• [Task to complete]:
Please write back every entry exactly, character for character.

[Page records with their text]
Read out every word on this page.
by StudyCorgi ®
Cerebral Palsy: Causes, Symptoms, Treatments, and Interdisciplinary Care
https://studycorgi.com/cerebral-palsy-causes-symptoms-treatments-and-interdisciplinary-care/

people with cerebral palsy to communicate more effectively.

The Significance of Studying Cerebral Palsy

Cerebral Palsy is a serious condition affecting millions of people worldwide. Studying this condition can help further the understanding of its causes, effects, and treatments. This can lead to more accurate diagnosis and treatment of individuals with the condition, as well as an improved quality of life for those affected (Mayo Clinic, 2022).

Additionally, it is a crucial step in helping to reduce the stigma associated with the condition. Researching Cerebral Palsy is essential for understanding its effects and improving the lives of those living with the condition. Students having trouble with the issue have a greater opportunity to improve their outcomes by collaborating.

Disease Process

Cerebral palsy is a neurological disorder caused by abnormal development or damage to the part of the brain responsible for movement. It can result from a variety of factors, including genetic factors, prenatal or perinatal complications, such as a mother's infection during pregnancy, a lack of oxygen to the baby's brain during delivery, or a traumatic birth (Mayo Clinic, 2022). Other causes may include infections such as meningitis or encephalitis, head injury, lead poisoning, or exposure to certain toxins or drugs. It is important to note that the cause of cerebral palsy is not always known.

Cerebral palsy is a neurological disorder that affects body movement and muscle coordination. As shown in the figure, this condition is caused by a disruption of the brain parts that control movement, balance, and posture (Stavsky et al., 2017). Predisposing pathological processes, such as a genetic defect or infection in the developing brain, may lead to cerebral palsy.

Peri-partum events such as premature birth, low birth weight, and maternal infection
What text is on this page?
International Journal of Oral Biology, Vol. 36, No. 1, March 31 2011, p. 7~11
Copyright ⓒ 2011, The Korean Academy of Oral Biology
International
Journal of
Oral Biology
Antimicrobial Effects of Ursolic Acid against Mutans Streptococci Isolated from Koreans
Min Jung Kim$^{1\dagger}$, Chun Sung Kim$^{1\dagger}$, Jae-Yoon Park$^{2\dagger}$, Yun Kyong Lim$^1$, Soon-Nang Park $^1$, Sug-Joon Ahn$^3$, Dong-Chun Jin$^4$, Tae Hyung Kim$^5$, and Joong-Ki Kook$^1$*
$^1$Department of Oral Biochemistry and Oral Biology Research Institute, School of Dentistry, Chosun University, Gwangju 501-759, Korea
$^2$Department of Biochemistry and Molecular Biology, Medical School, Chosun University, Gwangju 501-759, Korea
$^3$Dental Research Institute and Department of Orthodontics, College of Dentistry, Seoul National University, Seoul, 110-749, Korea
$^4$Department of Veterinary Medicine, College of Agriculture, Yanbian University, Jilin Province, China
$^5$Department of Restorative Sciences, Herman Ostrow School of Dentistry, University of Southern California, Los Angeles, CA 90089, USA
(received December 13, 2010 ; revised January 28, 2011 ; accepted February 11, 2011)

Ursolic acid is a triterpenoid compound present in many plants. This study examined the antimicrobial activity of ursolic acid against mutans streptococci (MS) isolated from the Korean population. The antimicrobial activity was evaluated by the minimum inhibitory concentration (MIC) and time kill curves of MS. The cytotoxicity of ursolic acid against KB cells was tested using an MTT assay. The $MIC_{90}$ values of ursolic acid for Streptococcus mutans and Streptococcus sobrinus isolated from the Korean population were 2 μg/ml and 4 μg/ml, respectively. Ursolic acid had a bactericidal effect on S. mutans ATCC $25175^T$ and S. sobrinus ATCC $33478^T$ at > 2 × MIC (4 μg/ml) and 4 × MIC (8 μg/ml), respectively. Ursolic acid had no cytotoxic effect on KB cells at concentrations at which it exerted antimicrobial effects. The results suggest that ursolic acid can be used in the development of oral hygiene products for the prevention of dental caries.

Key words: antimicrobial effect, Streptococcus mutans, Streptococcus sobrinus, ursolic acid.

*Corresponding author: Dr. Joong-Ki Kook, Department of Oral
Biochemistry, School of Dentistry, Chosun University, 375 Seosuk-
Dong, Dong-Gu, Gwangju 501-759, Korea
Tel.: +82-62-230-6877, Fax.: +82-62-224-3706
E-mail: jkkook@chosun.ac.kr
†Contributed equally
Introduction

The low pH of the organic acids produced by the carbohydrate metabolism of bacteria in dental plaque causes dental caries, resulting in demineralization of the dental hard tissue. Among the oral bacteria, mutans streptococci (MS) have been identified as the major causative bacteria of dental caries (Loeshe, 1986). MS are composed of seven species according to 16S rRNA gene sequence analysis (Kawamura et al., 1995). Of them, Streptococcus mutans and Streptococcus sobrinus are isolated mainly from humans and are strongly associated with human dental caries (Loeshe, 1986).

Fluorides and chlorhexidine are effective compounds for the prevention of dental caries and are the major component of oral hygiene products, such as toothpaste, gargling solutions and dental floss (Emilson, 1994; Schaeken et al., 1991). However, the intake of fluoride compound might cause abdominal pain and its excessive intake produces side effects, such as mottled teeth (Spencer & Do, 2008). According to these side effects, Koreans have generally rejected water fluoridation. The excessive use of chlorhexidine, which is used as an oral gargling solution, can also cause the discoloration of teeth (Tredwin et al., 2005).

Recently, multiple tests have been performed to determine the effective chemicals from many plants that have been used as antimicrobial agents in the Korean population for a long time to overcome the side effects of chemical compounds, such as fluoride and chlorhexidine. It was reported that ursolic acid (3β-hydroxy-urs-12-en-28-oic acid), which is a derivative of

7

• [Task answer]:
Read out every word on this page.
by StudyCorgi ®
Cerebral Palsy: Causes, Symptoms, Treatments, and Interdisciplinary Care
https://studycorgi.com/cerebral-palsy-causes-symptoms-treatments-and-interdisciplinary-care/

people with cerebral palsy to communicate more effectively.

The Significance of Studying Cerebral Palsy

Cerebral Palsy is a serious condition affecting millions of people worldwide. Studying this condition can help further the understanding of its causes, effects, and treatments. This can lead to more accurate diagnosis and treatment of individuals with the condition, as well as an improved quality of life for those affected (Mayo Clinic, 2022).

Additionally, it is a crucial step in helping to reduce the stigma associated with the condition. Researching Cerebral Palsy is essential for understanding its effects and improving the lives of those living with the condition. Students having trouble with the issue have a greater opportunity to improve their outcomes by collaborating.

Disease Process

Cerebral palsy is a neurological disorder caused by abnormal development or damage to the part of the brain responsible for movement. It can result from a variety of factors, including genetic factors, prenatal or perinatal complications, such as a mother's infection during pregnancy, a lack of oxygen to the baby's brain during delivery, or a traumatic birth (Mayo Clinic, 2022). Other causes may include infections such as meningitis or encephalitis, head injury, lead poisoning, or exposure to certain toxins or drugs. It is important to note that the cause of cerebral palsy is not always known.

Cerebral palsy is a neurological disorder that affects body movement and muscle coordination. As shown in the figure, this condition is caused by a disruption of the brain parts that control movement, balance, and posture (Stavsky et al., 2017). Predisposing pathological processes, such as a genetic defect or infection in the developing brain, may lead to cerebral palsy.

Peri-partum events such as premature birth, low birth weight, and maternal infection
What text is on this page?
International Journal of Oral Biology, Vol. 36, No. 1, March 31 2011, p. 7~11
Copyright ⓒ 2011, The Korean Academy of Oral Biology
International
Journal of
Oral Biology
Antimicrobial Effects of Ursolic Acid against Mutans Streptococci Isolated from Koreans
Min Jung Kim$^{1\dagger}$, Chun Sung Kim$^{1\dagger}$, Jae-Yoon Park$^{2\dagger}$, Yun Kyong Lim$^1$, Soon-Nang Park $^1$, Sug-Joon Ahn$^3$, Dong-Chun Jin$^4$, Tae Hyung Kim$^5$, and Joong-Ki Kook$^1$*
$^1$Department of Oral Biochemistry and Oral Biology Research Institute, School of Dentistry, Chosun University, Gwangju 501-759, Korea
$^2$Department of Biochemistry and Molecular Biology, Medical School, Chosun University, Gwangju 501-759, Korea
$^3$Dental Research Institute and Department of Orthodontics, College of Dentistry, Seoul National University, Seoul, 110-749, Korea
$^4$Department of Veterinary Medicine, College of Agriculture, Yanbian University, Jilin Province, China
$^5$Department of Restorative Sciences, Herman Ostrow School of Dentistry, University of Southern California, Los Angeles, CA 90089, USA
(received December 13, 2010 ; revised January 28, 2011 ; accepted February 11, 2011)

Ursolic acid is a triterpenoid compound present in many plants. This study examined the antimicrobial activity of ursolic acid against mutans streptococci (MS) isolated from the Korean population. The antimicrobial activity was evaluated by the minimum inhibitory concentration (MIC) and time kill curves of MS. The cytotoxicity of ursolic acid against KB cells was tested using an MTT assay. The $MIC_{90}$ values of ursolic acid for Streptococcus mutans and Streptococcus sobrinus isolated from the Korean population were 2 μg/ml and 4 μg/ml, respectively. Ursolic acid had a bactericidal effect on S. mutans ATCC $25175^T$ and S. sobrinus ATCC $33478^T$ at > 2 × MIC (4 μg/ml) and 4 × MIC (8 μg/ml), respectively. Ursolic acid had no cytotoxic effect on KB cells at concentrations at which it exerted antimicrobial effects. The results suggest that ursolic acid can be used in the development of oral hygiene products for the prevention of dental caries.

Key words: antimicrobial effect, Streptococcus mutans, Streptococcus sobrinus, ursolic acid.

*Corresponding author: Dr. Joong-Ki Kook, Department of Oral
Biochemistry, School of Dentistry, Chosun University, 375 Seosuk-
Dong, Dong-Gu, Gwangju 501-759, Korea
Tel.: +82-62-230-6877, Fax.: +82-62-224-3706
E-mail: jkkook@chosun.ac.kr
†Contributed equally
Introduction

The low pH of the organic acids produced by the carbohydrate metabolism of bacteria in dental plaque causes dental caries, resulting in demineralization of the dental hard tissue. Among the oral bacteria, mutans streptococci (MS) have been identified as the major causative bacteria of dental caries (Loeshe, 1986). MS are composed of seven species according to 16S rRNA gene sequence analysis (Kawamura et al., 1995). Of them, Streptococcus mutans and Streptococcus sobrinus are isolated mainly from humans and are strongly associated with human dental caries (Loeshe, 1986).

Fluorides and chlorhexidine are effective compounds for the prevention of dental caries and are the major component of oral hygiene products, such as toothpaste, gargling solutions and dental floss (Emilson, 1994; Schaeken et al., 1991). However, the intake of fluoride compound might cause abdominal pain and its excessive intake produces side effects, such as mottled teeth (Spencer & Do, 2008). According to these side effects, Koreans have generally rejected water fluoridation. The excessive use of chlorhexidine, which is used as an oral gargling solution, can also cause the discoloration of teeth (Tredwin et al., 2005).

Recently, multiple tests have been performed to determine the effective chemicals from many plants that have been used as antimicrobial agents in the Korean population for a long time to overcome the side effects of chemical compounds, such as fluoride and chlorhexidine. It was reported that ursolic acid (3β-hydroxy-urs-12-en-28-oic acid), which is a derivative of

7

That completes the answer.